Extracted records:
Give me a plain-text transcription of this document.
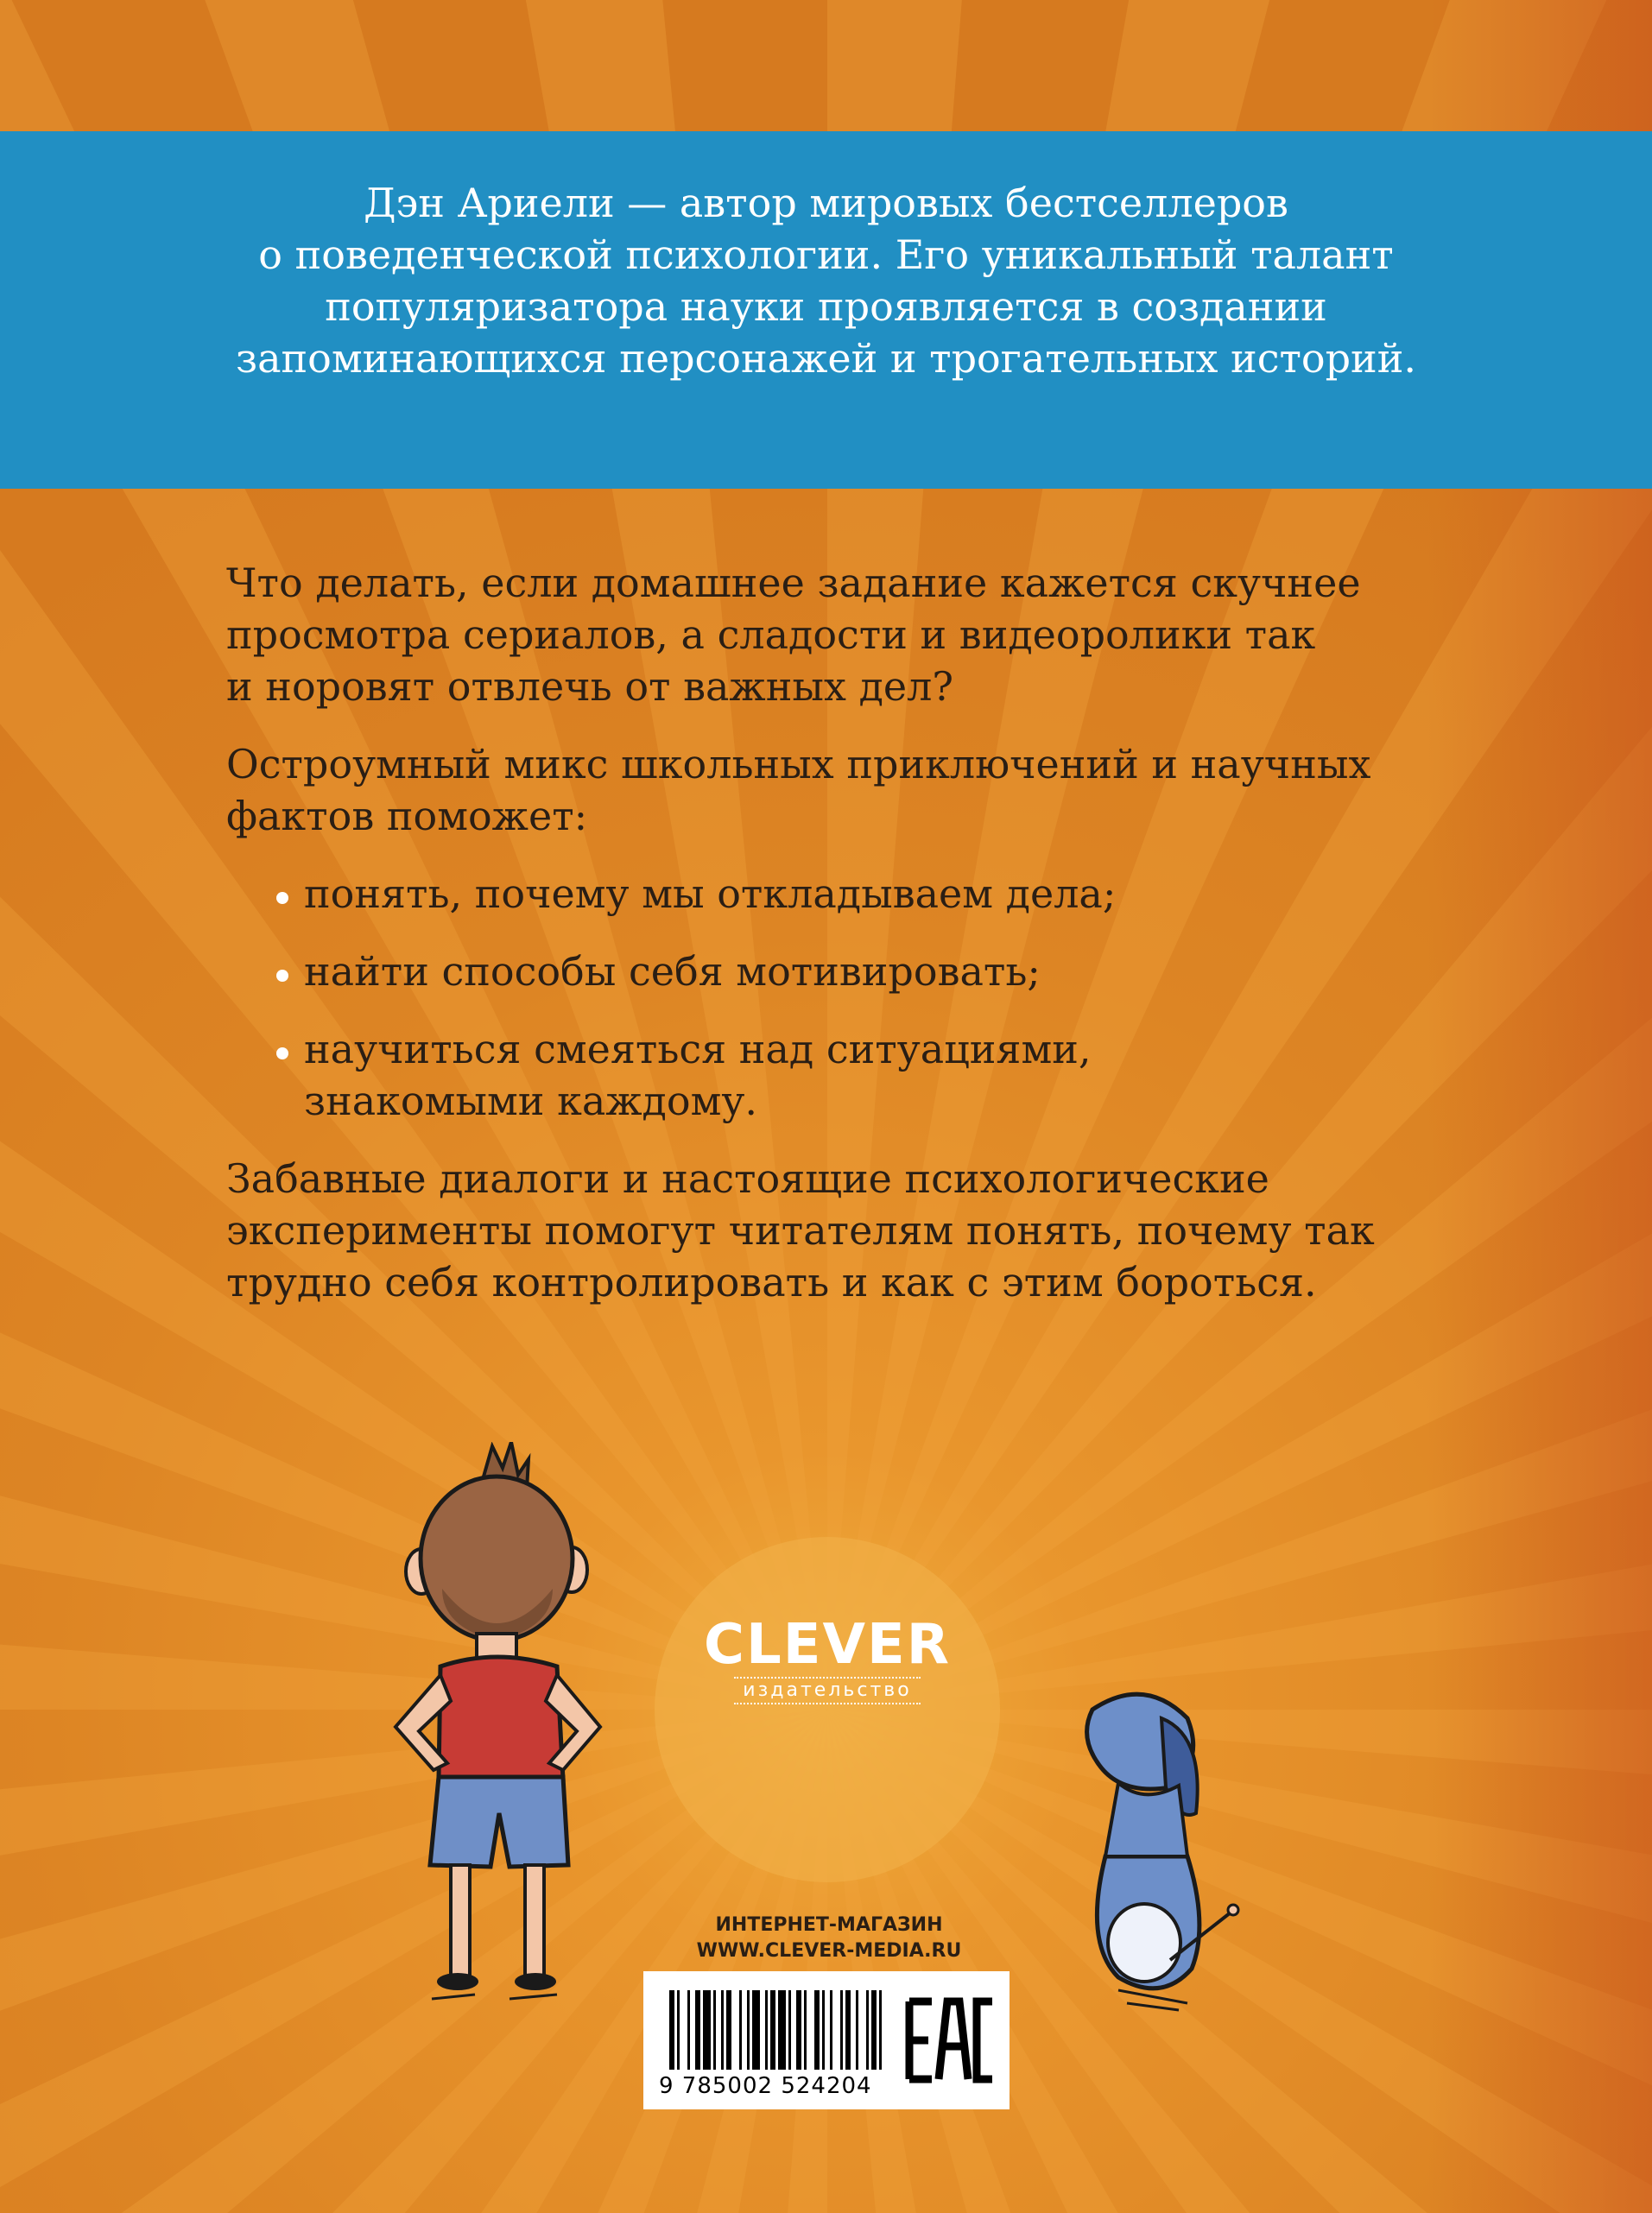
Дэн Ариели — автор мировых бестселлеров
о поведенческой психологии. Его уникальный талант
популяризатора науки проявляется в создании
запоминающихся персонажей и трогательных историй.
Что делать, если домашнее задание кажется скучнее
просмотра сериалов, а сладости и видеоролики так
и норовят отвлечь от важных дел?
Остроумный микс школьных приключений и научных
фактов поможет:
понять, почему мы откладываем дела;
найти способы себя мотивировать;
научиться смеяться над ситуациями,
знакомыми каждому.
Забавные диалоги и настоящие психологические
эксперименты помогут читателям понять, почему так
трудно себя контролировать и как с этим бороться.
CLEVER
издательство
ИНТЕРНЕТ-МАГАЗИН
WWW.CLEVER-MEDIA.RU
9 785002 524204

**WRITTEN INSTRUCTION**
Output the material word for word, omitting its pictures.

**COMPLETE RESPONSE**
Give me a plain-text transcription of this document.
Дэн Ариели — автор мировых бестселлеров
о поведенческой психологии. Его уникальный талант
популяризатора науки проявляется в создании
запоминающихся персонажей и трогательных историй.
Что делать, если домашнее задание кажется скучнее
просмотра сериалов, а сладости и видеоролики так
и норовят отвлечь от важных дел?
Остроумный микс школьных приключений и научных
фактов поможет:
понять, почему мы откладываем дела;
найти способы себя мотивировать;
научиться смеяться над ситуациями,
знакомыми каждому.
Забавные диалоги и настоящие психологические
эксперименты помогут читателям понять, почему так
трудно себя контролировать и как с этим бороться.
CLEVER
издательство
ИНТЕРНЕТ-МАГАЗИН
WWW.CLEVER-MEDIA.RU
9 785002 524204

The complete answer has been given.